* Directions
Pull every line with the word "this" out of the entries below.

━━━━

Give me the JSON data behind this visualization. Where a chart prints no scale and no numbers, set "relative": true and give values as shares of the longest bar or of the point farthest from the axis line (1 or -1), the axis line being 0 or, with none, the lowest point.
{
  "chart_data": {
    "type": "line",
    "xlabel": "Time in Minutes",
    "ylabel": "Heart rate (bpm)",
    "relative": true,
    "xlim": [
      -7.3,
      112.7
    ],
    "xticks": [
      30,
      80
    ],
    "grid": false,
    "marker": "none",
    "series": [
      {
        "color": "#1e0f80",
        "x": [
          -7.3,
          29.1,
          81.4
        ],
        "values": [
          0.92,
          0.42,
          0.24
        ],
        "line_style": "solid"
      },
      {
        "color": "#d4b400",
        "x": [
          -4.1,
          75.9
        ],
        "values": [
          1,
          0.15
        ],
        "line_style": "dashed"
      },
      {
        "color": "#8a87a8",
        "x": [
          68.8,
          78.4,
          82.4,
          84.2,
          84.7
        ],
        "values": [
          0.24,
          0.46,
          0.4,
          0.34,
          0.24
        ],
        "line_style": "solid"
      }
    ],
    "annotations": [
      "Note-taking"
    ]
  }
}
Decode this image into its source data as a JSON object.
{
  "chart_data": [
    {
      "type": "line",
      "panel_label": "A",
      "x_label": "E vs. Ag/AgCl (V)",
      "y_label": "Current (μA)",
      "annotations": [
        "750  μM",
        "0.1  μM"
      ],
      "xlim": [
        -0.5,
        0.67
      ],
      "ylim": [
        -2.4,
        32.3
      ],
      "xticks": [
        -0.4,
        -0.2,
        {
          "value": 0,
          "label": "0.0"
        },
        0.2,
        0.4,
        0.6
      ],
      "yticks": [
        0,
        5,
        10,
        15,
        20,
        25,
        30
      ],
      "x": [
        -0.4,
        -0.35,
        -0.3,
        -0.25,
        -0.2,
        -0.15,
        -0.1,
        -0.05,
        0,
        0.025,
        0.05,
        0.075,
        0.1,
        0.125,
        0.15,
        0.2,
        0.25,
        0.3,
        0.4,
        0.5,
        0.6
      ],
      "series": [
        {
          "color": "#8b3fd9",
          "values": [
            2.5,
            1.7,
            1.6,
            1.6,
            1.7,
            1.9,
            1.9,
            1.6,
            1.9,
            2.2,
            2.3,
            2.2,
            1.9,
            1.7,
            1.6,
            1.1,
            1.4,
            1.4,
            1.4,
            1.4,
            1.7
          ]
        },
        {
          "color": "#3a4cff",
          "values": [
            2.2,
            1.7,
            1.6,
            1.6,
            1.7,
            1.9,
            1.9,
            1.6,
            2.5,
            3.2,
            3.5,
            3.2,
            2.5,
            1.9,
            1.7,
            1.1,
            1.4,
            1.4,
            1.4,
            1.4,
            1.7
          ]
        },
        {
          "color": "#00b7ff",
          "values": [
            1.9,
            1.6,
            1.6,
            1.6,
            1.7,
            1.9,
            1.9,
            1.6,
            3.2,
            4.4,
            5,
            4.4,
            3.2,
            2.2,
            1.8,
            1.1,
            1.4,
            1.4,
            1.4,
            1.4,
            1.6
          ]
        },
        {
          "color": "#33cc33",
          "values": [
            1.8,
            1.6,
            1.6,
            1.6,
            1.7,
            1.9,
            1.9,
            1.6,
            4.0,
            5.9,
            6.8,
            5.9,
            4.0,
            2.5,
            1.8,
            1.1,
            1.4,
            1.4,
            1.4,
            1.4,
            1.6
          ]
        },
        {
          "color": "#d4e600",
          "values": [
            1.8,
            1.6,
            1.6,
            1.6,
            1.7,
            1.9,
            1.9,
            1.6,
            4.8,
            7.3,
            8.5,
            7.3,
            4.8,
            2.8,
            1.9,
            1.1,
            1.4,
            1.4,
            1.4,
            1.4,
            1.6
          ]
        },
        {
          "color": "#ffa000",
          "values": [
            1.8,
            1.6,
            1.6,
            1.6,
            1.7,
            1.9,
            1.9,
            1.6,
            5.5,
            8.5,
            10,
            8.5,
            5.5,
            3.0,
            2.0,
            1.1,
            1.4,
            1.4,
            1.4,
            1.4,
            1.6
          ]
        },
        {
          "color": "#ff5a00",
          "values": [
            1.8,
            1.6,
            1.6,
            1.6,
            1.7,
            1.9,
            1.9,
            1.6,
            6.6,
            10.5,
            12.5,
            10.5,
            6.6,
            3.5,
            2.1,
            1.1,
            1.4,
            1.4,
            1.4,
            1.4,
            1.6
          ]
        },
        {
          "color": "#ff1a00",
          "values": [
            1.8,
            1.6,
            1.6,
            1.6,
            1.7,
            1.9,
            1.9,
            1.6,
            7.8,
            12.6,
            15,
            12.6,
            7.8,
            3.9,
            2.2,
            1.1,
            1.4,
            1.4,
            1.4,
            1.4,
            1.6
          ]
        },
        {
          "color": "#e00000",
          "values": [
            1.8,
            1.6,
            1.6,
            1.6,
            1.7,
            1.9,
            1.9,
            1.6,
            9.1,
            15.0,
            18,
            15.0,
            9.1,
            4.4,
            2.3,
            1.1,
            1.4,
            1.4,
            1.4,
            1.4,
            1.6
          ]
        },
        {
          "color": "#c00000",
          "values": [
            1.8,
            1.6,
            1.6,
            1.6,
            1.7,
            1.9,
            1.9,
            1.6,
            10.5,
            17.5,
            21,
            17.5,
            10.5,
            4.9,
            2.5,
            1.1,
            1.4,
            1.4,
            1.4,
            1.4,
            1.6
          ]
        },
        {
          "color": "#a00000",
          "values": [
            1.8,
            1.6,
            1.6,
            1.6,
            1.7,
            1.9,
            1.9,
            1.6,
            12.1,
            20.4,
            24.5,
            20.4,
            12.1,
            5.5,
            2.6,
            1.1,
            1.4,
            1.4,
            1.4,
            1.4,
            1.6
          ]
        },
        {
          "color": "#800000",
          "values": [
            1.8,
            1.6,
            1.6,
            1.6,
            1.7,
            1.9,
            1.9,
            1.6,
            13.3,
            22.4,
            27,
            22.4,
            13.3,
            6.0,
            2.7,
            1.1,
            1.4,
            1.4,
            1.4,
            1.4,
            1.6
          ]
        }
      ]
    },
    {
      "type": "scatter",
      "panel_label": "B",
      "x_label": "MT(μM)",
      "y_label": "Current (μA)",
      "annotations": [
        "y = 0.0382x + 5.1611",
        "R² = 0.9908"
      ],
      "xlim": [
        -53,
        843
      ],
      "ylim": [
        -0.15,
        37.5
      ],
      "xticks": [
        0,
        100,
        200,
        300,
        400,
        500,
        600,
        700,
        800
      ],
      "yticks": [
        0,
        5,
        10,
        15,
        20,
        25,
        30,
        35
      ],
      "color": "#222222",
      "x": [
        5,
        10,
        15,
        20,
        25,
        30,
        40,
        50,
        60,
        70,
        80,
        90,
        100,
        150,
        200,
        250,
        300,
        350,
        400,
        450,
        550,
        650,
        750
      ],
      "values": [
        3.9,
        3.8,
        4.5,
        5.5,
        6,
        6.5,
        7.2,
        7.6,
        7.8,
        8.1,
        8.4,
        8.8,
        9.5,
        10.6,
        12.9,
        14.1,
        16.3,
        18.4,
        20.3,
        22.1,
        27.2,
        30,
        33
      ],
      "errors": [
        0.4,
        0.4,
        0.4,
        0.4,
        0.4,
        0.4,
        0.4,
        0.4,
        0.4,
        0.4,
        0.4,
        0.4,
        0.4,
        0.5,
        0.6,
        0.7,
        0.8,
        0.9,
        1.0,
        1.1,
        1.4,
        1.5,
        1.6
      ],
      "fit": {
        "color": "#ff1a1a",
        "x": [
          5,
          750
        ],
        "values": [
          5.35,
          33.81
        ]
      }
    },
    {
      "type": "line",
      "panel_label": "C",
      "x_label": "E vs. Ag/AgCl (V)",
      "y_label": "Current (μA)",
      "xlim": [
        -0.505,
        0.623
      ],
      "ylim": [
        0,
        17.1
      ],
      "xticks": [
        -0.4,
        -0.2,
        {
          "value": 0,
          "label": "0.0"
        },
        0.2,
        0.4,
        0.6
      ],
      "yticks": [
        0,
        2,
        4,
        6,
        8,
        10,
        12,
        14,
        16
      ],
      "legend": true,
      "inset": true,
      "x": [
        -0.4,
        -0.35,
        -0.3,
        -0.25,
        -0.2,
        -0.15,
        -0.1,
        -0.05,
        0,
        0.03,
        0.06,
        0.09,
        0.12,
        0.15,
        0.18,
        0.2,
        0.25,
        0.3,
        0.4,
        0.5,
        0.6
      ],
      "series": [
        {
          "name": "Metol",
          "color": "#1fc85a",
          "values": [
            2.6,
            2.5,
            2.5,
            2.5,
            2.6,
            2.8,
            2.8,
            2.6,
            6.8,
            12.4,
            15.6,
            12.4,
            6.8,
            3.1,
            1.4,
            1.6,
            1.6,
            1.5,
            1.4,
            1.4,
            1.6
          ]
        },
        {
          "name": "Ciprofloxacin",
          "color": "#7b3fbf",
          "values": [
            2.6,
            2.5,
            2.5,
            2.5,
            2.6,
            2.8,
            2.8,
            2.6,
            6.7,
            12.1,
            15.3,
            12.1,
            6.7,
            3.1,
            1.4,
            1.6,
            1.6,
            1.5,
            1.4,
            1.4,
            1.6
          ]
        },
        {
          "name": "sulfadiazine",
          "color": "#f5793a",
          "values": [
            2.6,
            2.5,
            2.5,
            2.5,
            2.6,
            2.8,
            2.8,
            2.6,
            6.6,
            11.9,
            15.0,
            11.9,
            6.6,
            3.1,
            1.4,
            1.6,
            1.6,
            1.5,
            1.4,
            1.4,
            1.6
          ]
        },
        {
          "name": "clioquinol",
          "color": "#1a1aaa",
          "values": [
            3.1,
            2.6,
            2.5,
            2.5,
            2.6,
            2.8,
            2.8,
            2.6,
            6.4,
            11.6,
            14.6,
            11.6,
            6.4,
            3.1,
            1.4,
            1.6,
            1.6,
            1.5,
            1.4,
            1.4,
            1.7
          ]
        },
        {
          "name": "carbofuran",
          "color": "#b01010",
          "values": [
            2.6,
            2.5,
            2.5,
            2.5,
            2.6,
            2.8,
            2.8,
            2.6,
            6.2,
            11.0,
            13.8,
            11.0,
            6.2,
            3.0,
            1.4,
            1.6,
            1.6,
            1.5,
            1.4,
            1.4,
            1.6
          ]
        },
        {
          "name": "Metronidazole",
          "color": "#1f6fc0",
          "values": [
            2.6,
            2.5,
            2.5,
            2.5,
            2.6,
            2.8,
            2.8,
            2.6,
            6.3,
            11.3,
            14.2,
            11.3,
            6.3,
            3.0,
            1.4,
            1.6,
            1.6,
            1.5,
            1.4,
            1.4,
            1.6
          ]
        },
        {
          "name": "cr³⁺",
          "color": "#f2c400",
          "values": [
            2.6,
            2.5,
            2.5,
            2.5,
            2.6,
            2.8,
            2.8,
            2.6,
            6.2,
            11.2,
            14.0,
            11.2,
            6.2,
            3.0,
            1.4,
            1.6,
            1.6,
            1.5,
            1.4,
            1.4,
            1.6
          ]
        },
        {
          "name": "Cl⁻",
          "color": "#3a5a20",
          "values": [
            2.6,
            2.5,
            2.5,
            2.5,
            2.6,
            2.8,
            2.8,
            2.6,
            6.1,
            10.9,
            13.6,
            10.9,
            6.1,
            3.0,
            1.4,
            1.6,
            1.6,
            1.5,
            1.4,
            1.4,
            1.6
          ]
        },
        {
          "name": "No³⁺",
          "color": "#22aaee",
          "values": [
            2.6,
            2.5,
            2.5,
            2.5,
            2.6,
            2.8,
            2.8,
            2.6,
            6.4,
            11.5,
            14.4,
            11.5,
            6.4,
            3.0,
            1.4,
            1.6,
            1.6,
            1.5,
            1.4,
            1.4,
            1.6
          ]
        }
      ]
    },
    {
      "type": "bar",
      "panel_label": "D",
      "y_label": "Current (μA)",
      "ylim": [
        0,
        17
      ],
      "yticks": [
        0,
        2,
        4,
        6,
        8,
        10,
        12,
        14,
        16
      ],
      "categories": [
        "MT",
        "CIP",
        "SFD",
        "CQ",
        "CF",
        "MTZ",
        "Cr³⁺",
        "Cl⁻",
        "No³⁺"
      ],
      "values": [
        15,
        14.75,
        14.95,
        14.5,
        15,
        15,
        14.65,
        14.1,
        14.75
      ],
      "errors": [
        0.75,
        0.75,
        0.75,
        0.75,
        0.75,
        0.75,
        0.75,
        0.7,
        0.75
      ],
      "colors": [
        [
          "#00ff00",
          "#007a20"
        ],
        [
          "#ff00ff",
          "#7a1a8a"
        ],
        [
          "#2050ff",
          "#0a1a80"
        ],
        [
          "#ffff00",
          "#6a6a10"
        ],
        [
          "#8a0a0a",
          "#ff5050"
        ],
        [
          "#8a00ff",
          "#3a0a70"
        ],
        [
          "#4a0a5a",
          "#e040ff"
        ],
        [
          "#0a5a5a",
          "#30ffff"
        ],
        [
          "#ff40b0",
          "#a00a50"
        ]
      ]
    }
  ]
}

━━━━

* Exercise solution
Give me the JSON data behind this visualization. Where a chart prints no scale and no numbers, set "relative": true and give values as shares of the longest bar or of the point farthest from the axis line (1 or -1), the axis line being 0 or, with none, the lowest point.
Decode this image into its source data as a JSON object.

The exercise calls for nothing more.